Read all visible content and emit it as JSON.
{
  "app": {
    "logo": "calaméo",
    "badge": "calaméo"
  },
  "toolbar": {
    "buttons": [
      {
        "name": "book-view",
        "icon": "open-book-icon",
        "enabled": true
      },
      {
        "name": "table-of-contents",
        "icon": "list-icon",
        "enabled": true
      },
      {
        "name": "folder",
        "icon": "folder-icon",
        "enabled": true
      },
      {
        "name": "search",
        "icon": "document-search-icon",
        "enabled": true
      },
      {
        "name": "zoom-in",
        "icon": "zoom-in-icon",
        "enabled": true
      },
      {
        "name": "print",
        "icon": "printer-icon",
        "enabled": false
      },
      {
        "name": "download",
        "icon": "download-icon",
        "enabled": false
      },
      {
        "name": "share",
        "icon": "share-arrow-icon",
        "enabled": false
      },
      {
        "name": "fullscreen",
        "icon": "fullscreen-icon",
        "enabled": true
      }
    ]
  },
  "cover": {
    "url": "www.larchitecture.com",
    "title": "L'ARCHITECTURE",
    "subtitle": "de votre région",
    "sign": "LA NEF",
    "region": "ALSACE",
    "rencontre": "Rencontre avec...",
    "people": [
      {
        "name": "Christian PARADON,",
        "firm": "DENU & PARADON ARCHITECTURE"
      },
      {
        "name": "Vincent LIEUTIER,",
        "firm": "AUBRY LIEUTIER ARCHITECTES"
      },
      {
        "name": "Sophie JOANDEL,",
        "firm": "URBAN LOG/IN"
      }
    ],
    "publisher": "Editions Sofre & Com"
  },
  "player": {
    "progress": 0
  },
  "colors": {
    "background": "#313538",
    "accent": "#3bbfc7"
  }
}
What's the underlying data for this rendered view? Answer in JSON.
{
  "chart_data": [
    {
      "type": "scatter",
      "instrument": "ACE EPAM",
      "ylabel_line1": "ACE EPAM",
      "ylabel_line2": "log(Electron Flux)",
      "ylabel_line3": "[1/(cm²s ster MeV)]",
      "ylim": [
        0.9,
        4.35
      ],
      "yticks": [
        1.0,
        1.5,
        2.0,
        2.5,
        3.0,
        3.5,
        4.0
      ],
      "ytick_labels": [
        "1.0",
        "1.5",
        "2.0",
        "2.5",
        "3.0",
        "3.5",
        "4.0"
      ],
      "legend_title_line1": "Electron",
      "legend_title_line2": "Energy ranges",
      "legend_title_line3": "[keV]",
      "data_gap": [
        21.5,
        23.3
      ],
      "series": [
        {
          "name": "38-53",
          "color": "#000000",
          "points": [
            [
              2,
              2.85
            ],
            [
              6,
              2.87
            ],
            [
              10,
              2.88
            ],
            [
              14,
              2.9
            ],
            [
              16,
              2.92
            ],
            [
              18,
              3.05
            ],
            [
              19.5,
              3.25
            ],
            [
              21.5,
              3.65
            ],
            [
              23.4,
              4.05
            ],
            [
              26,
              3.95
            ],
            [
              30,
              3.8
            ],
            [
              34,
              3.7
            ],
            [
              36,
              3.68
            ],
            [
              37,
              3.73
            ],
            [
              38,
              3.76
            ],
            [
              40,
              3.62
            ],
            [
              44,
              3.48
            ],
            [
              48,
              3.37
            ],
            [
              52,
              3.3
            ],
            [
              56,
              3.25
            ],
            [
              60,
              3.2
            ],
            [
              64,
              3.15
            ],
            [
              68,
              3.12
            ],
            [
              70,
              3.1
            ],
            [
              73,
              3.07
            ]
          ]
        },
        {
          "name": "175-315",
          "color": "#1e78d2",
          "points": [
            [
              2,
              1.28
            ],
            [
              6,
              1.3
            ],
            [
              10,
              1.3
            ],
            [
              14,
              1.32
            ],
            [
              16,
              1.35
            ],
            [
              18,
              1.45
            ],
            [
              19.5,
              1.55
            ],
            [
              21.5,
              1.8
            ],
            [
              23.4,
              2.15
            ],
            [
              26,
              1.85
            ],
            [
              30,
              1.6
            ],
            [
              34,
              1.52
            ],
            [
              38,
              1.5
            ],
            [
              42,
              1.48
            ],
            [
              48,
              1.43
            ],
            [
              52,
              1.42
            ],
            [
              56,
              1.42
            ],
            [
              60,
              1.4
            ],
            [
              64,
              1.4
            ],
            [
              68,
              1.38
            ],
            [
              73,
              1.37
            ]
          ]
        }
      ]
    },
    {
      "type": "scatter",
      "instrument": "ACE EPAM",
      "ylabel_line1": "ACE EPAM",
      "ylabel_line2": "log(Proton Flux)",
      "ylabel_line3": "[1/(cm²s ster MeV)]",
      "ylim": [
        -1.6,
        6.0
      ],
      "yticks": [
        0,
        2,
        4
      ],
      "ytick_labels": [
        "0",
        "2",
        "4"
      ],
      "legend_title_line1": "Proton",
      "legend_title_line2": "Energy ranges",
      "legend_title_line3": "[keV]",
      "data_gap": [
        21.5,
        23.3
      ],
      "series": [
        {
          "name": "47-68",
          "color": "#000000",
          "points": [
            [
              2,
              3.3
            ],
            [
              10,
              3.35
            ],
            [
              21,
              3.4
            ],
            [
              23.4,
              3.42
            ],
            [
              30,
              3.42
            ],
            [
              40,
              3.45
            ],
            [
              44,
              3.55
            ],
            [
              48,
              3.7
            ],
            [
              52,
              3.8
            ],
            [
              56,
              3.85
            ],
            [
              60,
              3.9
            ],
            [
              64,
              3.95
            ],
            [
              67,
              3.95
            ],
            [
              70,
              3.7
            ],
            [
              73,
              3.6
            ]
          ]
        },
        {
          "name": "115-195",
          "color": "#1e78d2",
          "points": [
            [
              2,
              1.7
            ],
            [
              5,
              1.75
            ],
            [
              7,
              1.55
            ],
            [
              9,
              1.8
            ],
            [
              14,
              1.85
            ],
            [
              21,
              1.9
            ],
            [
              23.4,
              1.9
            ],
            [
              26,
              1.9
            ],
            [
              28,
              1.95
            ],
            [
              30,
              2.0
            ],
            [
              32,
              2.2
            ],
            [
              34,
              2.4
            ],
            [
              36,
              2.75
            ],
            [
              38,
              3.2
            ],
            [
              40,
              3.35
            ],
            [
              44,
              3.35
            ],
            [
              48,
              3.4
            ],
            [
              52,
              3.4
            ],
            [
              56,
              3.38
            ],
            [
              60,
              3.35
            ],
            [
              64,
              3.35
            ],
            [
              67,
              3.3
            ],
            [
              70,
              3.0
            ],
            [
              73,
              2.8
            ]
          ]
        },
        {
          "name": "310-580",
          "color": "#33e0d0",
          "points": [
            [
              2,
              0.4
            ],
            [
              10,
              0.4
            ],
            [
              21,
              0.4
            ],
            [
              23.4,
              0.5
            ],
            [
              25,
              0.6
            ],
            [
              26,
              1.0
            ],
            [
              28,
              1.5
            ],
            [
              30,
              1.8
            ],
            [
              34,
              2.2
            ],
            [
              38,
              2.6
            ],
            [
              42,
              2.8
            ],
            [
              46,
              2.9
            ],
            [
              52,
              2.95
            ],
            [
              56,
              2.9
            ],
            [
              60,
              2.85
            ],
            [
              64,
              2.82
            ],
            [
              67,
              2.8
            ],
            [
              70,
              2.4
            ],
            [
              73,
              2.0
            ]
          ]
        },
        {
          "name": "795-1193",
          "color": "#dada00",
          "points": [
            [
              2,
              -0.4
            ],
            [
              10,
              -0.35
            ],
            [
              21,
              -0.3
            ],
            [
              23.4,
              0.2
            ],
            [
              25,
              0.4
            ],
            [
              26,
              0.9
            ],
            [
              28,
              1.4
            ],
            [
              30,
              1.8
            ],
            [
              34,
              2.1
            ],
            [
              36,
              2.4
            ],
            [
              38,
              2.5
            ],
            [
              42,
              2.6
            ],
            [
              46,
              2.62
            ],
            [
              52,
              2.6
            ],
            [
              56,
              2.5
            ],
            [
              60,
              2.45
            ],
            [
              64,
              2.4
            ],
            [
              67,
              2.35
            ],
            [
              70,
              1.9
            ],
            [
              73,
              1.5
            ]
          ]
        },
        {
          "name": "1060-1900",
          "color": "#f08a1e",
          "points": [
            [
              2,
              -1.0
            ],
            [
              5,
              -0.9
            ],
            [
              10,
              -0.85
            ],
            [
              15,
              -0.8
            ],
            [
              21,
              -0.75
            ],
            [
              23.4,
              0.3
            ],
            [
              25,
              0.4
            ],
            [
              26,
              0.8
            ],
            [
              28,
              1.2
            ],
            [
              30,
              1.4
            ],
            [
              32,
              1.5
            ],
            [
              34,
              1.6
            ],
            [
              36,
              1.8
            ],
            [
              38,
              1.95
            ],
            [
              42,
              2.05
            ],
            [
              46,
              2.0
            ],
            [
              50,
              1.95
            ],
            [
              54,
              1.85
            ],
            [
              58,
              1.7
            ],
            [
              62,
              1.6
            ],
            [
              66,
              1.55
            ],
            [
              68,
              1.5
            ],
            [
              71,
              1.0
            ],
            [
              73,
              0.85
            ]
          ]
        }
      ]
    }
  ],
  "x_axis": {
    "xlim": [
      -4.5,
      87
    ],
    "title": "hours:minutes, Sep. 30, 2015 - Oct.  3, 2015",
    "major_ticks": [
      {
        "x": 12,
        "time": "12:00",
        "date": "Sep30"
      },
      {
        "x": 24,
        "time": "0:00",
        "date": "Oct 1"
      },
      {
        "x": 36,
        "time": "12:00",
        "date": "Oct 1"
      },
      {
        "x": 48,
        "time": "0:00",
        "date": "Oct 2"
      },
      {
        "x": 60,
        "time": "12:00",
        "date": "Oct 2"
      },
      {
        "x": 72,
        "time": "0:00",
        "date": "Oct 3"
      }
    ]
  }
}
-*-
- [Set task] Exactly how many lines contain "JSON"? State the number and nothing else.

- [Full solution] 2